* START Dataset excerpts *

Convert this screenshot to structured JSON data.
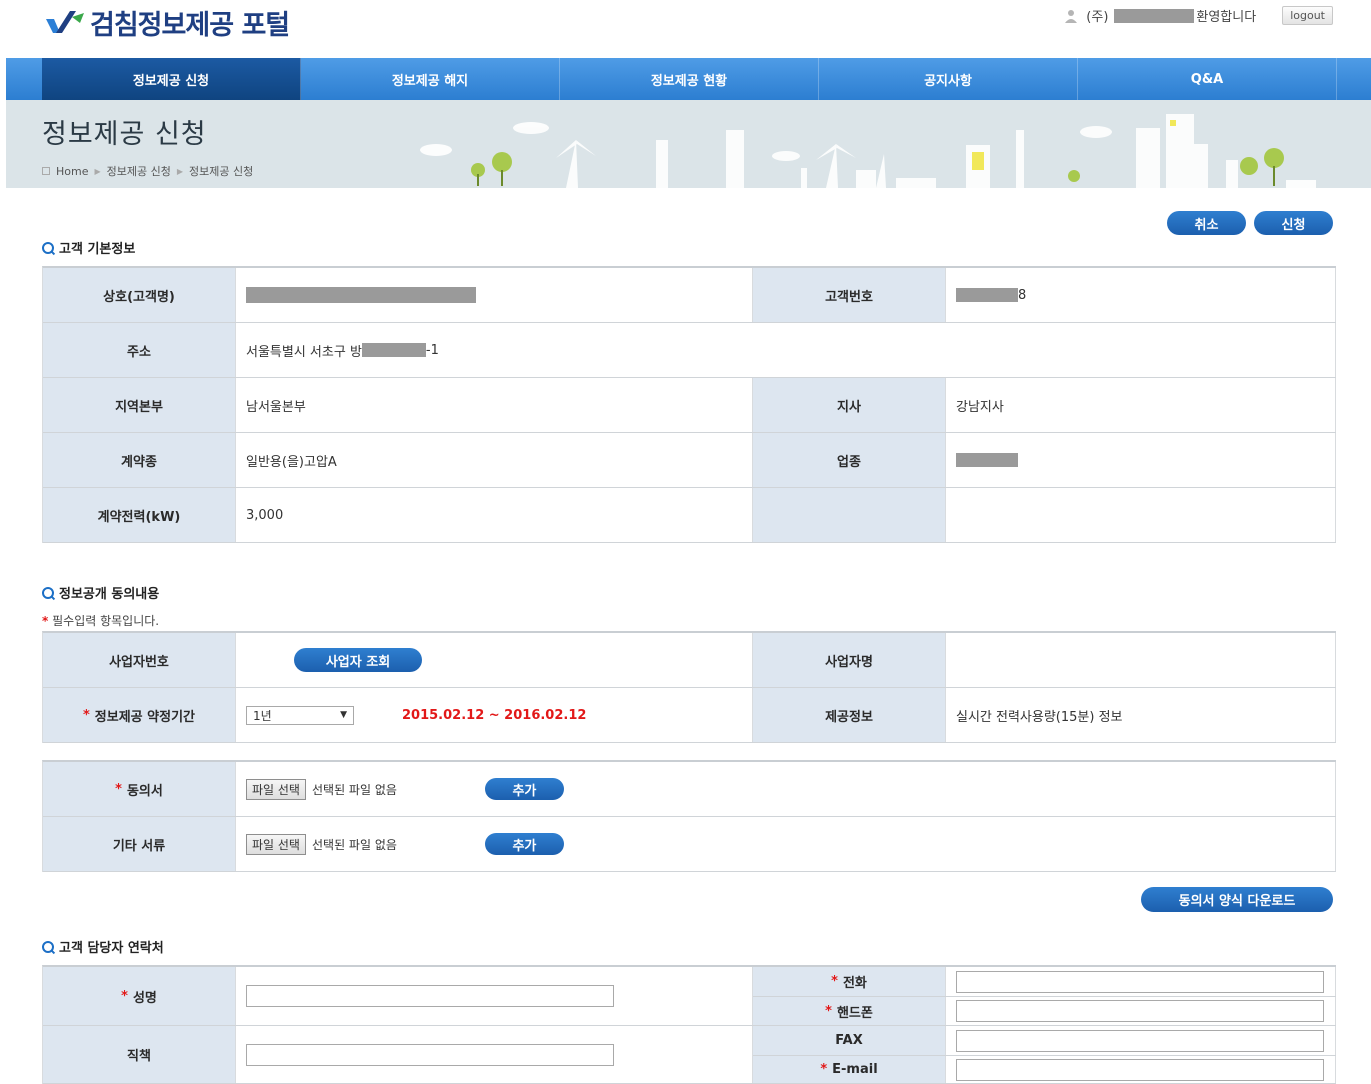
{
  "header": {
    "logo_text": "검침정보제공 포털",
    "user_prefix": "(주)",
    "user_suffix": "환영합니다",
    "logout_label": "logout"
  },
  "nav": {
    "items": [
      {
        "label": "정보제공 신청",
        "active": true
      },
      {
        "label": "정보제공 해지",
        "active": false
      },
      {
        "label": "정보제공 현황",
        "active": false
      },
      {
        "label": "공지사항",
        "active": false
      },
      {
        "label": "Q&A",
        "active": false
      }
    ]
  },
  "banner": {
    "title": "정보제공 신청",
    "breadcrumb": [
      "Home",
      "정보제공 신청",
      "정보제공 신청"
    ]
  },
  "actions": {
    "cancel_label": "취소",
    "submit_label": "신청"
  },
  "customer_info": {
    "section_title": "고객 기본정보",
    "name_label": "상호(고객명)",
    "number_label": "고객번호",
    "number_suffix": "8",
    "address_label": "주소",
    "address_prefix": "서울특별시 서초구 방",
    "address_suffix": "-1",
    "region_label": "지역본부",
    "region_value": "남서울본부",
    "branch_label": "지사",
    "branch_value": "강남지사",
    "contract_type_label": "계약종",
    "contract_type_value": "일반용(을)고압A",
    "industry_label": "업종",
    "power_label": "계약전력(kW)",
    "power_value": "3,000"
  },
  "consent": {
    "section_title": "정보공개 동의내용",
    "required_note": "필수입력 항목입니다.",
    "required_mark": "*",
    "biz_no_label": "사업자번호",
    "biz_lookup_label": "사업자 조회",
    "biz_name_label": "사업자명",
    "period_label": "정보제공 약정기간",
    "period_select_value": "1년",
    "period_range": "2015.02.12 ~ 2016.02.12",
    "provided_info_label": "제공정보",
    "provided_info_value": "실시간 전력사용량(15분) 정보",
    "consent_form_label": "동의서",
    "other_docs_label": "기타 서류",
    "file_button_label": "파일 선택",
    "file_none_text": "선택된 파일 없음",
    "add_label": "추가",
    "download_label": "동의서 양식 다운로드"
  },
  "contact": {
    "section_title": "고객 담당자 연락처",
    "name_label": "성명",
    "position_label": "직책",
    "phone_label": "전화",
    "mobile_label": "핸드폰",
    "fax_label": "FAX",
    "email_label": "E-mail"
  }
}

* END Dataset excerpts *
* START Dataset excerpts *

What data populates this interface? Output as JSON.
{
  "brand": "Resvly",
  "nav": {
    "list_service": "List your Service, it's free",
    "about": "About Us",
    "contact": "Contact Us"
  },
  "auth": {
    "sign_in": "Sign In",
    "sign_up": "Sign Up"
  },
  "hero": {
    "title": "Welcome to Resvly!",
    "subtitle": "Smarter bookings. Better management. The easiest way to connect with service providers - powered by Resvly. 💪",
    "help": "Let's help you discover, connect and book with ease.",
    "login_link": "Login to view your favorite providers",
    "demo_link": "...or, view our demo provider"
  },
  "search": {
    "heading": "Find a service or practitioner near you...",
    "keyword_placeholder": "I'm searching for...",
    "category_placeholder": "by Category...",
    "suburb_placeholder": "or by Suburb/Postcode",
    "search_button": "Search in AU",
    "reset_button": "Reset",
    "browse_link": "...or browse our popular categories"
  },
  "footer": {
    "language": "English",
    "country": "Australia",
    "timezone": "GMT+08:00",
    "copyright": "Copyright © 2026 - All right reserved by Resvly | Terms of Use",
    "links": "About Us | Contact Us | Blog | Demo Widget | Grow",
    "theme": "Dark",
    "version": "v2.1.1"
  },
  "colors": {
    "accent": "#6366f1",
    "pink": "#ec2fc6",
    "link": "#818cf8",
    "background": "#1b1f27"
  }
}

* END Dataset excerpts *

▶ Exercise brief
List the lines of the material in which the word "Resvly" occurs.

▶ Output below
  "brand": "Resvly",
    "title": "Welcome to Resvly!",
    "subtitle": "Smarter bookings. Better management. The easiest way to connect with service providers - powered by Resvly. 💪",
    "copyright": "Copyright © 2026 - All right reserved by Resvly | Terms of Use",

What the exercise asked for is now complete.